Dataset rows
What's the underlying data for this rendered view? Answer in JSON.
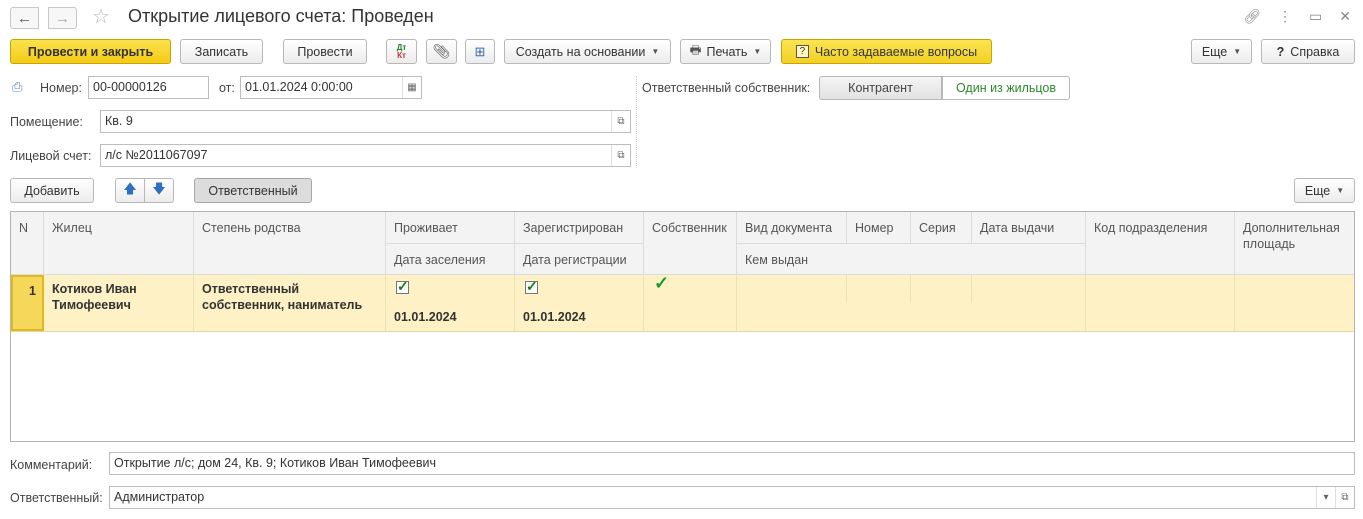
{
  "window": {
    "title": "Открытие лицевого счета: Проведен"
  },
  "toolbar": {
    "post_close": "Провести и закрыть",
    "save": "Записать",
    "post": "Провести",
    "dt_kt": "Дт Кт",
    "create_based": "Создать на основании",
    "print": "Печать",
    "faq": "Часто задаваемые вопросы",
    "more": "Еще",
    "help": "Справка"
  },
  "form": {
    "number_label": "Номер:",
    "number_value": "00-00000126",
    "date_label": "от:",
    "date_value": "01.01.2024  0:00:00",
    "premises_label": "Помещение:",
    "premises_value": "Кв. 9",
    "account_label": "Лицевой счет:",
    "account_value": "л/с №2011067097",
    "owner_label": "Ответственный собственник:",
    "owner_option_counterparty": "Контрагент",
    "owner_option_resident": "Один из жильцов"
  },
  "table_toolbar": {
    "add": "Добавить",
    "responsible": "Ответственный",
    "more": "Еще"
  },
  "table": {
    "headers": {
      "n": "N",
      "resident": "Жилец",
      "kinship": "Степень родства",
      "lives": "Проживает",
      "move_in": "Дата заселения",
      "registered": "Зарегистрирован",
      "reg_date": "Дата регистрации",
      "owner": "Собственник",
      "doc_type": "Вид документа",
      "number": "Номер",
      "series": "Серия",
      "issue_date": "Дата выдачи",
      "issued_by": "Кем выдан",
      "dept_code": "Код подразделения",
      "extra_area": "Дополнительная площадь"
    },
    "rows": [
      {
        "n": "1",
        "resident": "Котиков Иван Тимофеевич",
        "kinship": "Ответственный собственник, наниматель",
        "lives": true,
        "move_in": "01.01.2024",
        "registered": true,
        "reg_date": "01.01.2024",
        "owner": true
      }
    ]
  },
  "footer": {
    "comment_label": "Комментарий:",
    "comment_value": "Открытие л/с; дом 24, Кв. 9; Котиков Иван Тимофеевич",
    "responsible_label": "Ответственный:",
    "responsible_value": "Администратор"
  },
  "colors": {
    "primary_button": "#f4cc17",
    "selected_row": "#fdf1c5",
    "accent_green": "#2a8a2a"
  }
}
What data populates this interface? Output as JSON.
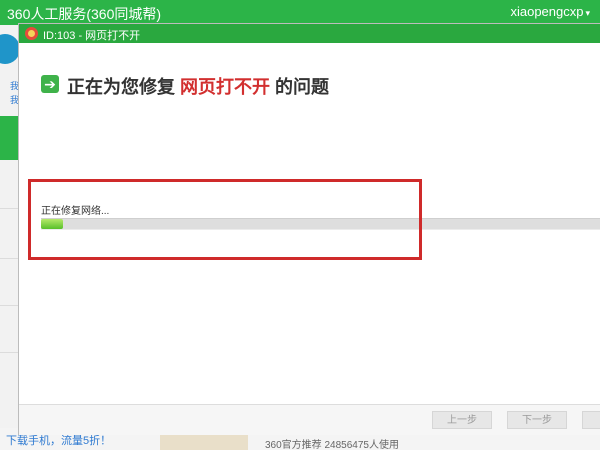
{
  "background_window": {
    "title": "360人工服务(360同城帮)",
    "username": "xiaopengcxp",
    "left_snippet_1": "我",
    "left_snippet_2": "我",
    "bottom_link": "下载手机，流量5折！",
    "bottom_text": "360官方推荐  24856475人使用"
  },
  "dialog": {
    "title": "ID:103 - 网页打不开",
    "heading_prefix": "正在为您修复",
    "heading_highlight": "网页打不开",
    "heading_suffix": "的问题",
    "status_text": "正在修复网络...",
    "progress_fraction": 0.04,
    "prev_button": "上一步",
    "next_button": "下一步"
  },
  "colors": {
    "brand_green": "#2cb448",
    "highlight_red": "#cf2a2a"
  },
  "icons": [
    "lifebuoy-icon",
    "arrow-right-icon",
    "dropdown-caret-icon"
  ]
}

> _Given instruction_:
Leave out the pictures and return every record word for word.

> _Solved problem_:
What's the underlying data for this rendered view? Answer in JSON.
{
  "window": {
    "title": "Открытие лицевого счета: Проведен"
  },
  "toolbar": {
    "post_close": "Провести и закрыть",
    "save": "Записать",
    "post": "Провести",
    "dt_kt": "Дт Кт",
    "create_based": "Создать на основании",
    "print": "Печать",
    "faq": "Часто задаваемые вопросы",
    "more": "Еще",
    "help": "Справка"
  },
  "form": {
    "number_label": "Номер:",
    "number_value": "00-00000126",
    "date_label": "от:",
    "date_value": "01.01.2024  0:00:00",
    "premises_label": "Помещение:",
    "premises_value": "Кв. 9",
    "account_label": "Лицевой счет:",
    "account_value": "л/с №2011067097",
    "owner_label": "Ответственный собственник:",
    "owner_option_counterparty": "Контрагент",
    "owner_option_resident": "Один из жильцов"
  },
  "table_toolbar": {
    "add": "Добавить",
    "responsible": "Ответственный",
    "more": "Еще"
  },
  "table": {
    "headers": {
      "n": "N",
      "resident": "Жилец",
      "kinship": "Степень родства",
      "lives": "Проживает",
      "move_in": "Дата заселения",
      "registered": "Зарегистрирован",
      "reg_date": "Дата регистрации",
      "owner": "Собственник",
      "doc_type": "Вид документа",
      "number": "Номер",
      "series": "Серия",
      "issue_date": "Дата выдачи",
      "issued_by": "Кем выдан",
      "dept_code": "Код подразделения",
      "extra_area": "Дополнительная площадь"
    },
    "rows": [
      {
        "n": "1",
        "resident": "Котиков Иван Тимофеевич",
        "kinship": "Ответственный собственник, наниматель",
        "lives": true,
        "move_in": "01.01.2024",
        "registered": true,
        "reg_date": "01.01.2024",
        "owner": true
      }
    ]
  },
  "footer": {
    "comment_label": "Комментарий:",
    "comment_value": "Открытие л/с; дом 24, Кв. 9; Котиков Иван Тимофеевич",
    "responsible_label": "Ответственный:",
    "responsible_value": "Администратор"
  },
  "colors": {
    "primary_button": "#f4cc17",
    "selected_row": "#fdf1c5",
    "accent_green": "#2a8a2a"
  }
}
What data populates this interface? Output as JSON.
{
  "background_window": {
    "title": "360人工服务(360同城帮)",
    "username": "xiaopengcxp",
    "left_snippet_1": "我",
    "left_snippet_2": "我",
    "bottom_link": "下载手机，流量5折！",
    "bottom_text": "360官方推荐  24856475人使用"
  },
  "dialog": {
    "title": "ID:103 - 网页打不开",
    "heading_prefix": "正在为您修复",
    "heading_highlight": "网页打不开",
    "heading_suffix": "的问题",
    "status_text": "正在修复网络...",
    "progress_fraction": 0.04,
    "prev_button": "上一步",
    "next_button": "下一步"
  },
  "colors": {
    "brand_green": "#2cb448",
    "highlight_red": "#cf2a2a"
  },
  "icons": [
    "lifebuoy-icon",
    "arrow-right-icon",
    "dropdown-caret-icon"
  ]
}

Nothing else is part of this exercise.